Stated problem: Below are some records. Copy every line in them that holds "ylabel".

=== Records provided ===

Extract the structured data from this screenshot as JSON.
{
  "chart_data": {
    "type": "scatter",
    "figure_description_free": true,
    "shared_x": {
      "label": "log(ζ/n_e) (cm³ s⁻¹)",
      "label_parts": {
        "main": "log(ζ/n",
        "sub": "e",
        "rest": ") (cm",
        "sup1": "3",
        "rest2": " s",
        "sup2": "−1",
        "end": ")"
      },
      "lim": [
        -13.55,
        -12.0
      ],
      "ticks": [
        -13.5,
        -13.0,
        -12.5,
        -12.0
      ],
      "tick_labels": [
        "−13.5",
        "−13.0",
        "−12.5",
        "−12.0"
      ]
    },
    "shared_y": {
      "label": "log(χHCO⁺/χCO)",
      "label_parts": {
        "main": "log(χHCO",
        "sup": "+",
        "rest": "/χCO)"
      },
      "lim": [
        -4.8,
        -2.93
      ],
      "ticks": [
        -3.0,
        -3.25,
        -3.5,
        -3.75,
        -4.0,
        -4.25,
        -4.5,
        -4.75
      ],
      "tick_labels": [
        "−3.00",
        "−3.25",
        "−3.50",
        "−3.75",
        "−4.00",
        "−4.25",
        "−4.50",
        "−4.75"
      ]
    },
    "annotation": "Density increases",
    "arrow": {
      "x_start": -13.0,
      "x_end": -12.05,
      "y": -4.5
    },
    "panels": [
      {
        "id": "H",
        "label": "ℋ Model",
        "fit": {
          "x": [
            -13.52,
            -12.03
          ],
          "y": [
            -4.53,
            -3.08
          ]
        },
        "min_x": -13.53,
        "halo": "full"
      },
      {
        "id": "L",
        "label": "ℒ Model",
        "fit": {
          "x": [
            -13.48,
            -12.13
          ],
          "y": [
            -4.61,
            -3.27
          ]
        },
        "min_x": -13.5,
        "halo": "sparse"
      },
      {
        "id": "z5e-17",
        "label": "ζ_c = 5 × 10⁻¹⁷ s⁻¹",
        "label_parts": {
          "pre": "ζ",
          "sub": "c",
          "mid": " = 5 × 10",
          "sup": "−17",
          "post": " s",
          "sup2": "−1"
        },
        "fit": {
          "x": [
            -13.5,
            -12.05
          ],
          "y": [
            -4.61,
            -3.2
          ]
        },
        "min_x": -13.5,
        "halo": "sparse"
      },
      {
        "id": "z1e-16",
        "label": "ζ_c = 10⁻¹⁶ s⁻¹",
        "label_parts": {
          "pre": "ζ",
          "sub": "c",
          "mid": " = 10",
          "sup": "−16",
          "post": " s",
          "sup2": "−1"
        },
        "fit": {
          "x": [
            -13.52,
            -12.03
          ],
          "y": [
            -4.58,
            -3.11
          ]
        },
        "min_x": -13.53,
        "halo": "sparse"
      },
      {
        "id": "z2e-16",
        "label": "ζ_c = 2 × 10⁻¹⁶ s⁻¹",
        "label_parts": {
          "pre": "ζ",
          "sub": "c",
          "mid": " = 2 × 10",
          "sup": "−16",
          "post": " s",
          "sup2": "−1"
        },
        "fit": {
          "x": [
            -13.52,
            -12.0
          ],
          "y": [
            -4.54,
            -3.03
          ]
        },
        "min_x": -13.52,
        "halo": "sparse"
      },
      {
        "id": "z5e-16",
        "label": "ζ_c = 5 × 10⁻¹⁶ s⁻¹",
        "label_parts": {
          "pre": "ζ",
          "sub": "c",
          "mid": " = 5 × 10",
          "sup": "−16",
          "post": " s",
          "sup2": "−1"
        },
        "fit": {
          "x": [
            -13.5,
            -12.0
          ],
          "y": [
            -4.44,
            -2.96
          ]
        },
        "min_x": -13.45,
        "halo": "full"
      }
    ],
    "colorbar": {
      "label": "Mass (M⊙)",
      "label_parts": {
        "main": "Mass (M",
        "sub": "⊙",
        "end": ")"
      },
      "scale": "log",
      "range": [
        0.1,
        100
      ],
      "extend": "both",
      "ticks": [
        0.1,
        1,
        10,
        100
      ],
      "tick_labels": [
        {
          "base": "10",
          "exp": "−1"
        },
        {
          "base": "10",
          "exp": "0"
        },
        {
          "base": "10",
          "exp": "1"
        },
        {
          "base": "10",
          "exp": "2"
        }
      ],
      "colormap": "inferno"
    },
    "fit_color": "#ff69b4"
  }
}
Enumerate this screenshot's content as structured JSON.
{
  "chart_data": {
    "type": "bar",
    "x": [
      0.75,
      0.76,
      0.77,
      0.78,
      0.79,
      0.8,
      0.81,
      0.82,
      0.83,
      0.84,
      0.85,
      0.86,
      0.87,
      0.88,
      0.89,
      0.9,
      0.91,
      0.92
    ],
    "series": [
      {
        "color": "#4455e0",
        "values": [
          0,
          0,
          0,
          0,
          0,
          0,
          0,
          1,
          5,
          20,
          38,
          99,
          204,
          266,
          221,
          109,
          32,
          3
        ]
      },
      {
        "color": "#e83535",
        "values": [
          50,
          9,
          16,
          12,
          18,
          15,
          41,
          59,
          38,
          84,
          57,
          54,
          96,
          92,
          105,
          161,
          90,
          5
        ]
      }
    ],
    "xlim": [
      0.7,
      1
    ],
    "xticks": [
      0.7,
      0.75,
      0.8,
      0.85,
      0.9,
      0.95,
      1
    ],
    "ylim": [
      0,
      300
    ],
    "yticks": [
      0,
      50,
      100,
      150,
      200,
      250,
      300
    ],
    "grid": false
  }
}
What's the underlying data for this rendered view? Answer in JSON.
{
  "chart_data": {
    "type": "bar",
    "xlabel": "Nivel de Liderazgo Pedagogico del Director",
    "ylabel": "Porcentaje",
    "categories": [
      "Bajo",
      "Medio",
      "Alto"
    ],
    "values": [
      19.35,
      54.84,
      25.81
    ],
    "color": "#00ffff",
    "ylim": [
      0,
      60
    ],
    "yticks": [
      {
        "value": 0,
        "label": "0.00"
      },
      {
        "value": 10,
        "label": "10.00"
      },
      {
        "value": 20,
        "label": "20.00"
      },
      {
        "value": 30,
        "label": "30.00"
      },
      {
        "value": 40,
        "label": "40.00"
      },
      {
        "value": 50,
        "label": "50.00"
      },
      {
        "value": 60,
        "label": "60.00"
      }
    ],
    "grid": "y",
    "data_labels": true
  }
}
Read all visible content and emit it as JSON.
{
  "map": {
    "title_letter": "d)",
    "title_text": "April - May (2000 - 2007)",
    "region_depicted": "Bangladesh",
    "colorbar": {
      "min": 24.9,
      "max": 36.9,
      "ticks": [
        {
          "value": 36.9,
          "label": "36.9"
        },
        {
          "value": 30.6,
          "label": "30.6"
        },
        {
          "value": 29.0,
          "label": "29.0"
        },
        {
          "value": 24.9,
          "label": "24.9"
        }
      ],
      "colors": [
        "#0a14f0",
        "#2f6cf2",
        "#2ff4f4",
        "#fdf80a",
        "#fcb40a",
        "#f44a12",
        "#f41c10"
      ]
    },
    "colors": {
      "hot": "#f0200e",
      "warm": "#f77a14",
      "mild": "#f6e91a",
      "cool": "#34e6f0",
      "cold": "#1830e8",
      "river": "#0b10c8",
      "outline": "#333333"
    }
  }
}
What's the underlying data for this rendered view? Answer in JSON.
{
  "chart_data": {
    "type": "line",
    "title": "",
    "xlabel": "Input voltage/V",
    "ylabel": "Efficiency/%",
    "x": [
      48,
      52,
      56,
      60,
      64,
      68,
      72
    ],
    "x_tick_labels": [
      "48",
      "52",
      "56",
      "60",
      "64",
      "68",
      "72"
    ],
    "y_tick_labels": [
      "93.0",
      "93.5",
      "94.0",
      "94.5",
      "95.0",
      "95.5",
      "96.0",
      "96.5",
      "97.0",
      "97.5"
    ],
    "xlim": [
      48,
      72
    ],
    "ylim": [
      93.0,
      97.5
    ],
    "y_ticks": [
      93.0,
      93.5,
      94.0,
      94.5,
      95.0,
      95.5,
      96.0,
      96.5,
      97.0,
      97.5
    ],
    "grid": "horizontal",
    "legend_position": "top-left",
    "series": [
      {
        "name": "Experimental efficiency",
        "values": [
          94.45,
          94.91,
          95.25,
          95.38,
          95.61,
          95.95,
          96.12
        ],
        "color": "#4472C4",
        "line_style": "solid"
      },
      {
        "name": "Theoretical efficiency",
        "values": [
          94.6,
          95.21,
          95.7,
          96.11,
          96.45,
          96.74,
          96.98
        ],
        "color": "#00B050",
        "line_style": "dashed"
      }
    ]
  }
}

===

Expected answer:
    "ylabel": "Porcentaje",
    "ylabel": "Efficiency/%",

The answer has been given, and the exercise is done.